── SELECTED EXTRACT ──

Model API Reference
This section covers model loading and static memory planning, making it convenient for users to directly load and run ESPDL models.
Header File
Macros
-
DL_LOG_INFER_LATENCY_INIT_WITH_SIZE(size)
-
DL_LOG_INFER_LATENCY_INIT()
-
DL_LOG_INFER_LATENCY_START()
-
DL_LOG_INFER_LATENCY_END()
-
DL_LOG_INFER_LATENCY_PRINT(prefix, key)
-
DL_LOG_INFER_LATENCY_END_PRINT(prefix, key)
-
DL_LOG_INFER_LATENCY_ARRAY_INIT_WITH_SIZE(n, size)
-
DL_LOG_INFER_LATENCY_ARRAY_INIT(n)
-
DL_LOG_INFER_LATENCY_ARRAY_START(i)
-
DL_LOG_INFER_LATENCY_ARRAY_END(i)
-
DL_LOG_INFER_LATENCY_ARRAY_PRINT(i, prefix, key)
-
DL_LOG_INFER_LATENCY_ARRAY_END_PRINT(i, prefix, key)
Classes
-
class Model
Neural Network Model.
Public Functions
-
Model(const char *rodata_address_or_partition_label_or_path, fbs::model_location_type_t location = fbs::MODEL_LOCATION_IN_FLASH_RODATA, int max_internal_size = 0, memory_manager_t mm_type = MEMORY_MANAGER_GREEDY, const uint8_t *key = nullptr, bool param_copy = true)
Create the Model object by rodata address or partition label.
- Parameters
rodata_address_or_partition_label_or_path – The address of model data while location is MODEL_LOCATION_IN_FLASH_RODATA. The label of partition while location is MODEL_LOCATION_IN_FLASH_PARTITION. The path of model while location is MODEL_LOCATION_IN_SDCARD.
location – The model location.

───
── RECORDED INFORMATION ──

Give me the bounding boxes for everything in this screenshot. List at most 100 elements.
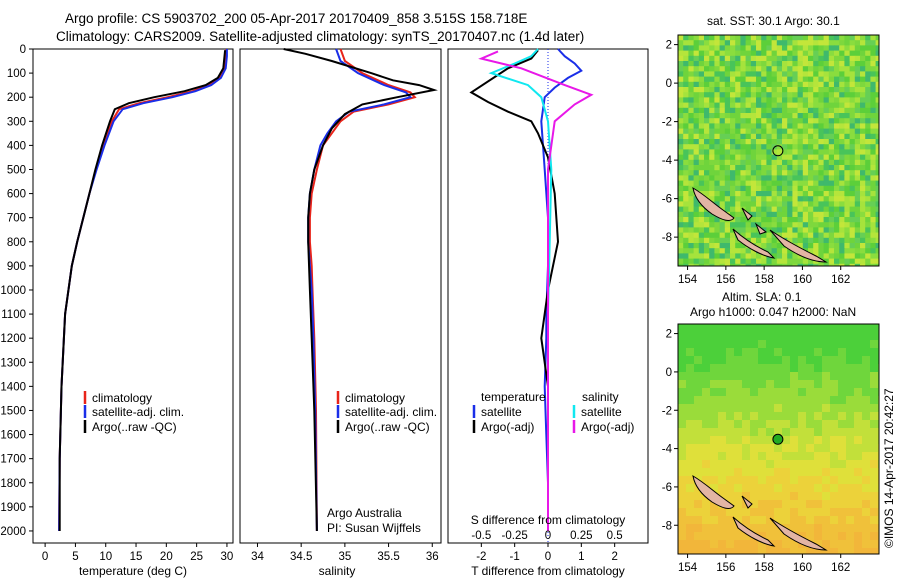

───

== PROBLEMS AND TASKS ==
1. Decide whether each statement below agrees with the model API reference. Answer yes or no for each, and quote the words of the reference that decide it.
(a) The default value of the location parameter in the Model constructor is MODEL_LOCATION_IN_FLASH_RODATA.
(b) When location is MODEL_LOCATION_IN_SDCARD, the first constructor parameter is the label of a partition.
(c) The default value of param_copy is false.
2. Print everything in the model API reference from "Model API Reference" down to "DL_LOG_INFER_LATENCY_INIT_WITH_SIZE(size)".
3. Continue the model API reference, starting right after its final line.
The lines are not required for any of this work.

== ANSWER LIST ==
1.
(a) Yes: "fbs::model_location_type_t location = fbs::MODEL_LOCATION_IN_FLASH_RODATA"
(b) No: "The path of model while location is MODEL_LOCATION_IN_SDCARD."
(c) No: "bool param_copy = true"

2.
Model API Reference
This section covers model loading and static memory planning, making it convenient for users to directly load and run ESPDL models.
Header File
Macros
-
DL_LOG_INFER_LATENCY_INIT_WITH_SIZE(size)

3.
max_internal_size – In bytes. Limit the max internal size usage. Only take effect when there’s a PSRAM, and you want to alloc memory on internal RAM first.
mm_type – Type of memory manager
key – The key of encrypted model.
param_copy – Set to false to avoid copy model parameters from FLASH to PSRAM. Only set this param to false when your PSRAM resource is very tight. This saves PSRAM and sacrifices the performance of model inference because the frequency of PSRAM is higher than FLASH. Only takes effect when MODEL_LOCATION_IN_FLASH_RODATA(CONFIG_SPIRAM_RODATA not set) or MODEL_LOCATION_IN_FLASH_PARTITION.
-
Model(const char *rodata_address_or_partition_label_or_path, int model_index, fbs::model_location_type_t location = fbs::MODEL_LOCATION_IN_FLASH_RODATA, int max_internal_size = 0, memory_manager_t mm_type = MEMORY_MANAGER_GREEDY, const uint8_t *key = nullptr, bool param_copy = true)
Create the Model object by rodata address or partition label.
- Parameters
rodata_address_or_partition_label_or_path – The address of model data while location is MODEL_LOCATION_IN_FLASH_RODATA. The label of partition while location is MODEL_LOCATION_IN_FLASH_PARTITION. The path of model while location is MODEL_LOCATION_IN_SDCARD.
model_index – The model index of packed models.
location – The model location.
max_internal_size – In bytes. Limit the max internal size usage. Only take effect when there’s a PSRAM, and you want to alloc memory on internal RAM first.
mm_type – Type of memory manager
key – The key of encrypted model.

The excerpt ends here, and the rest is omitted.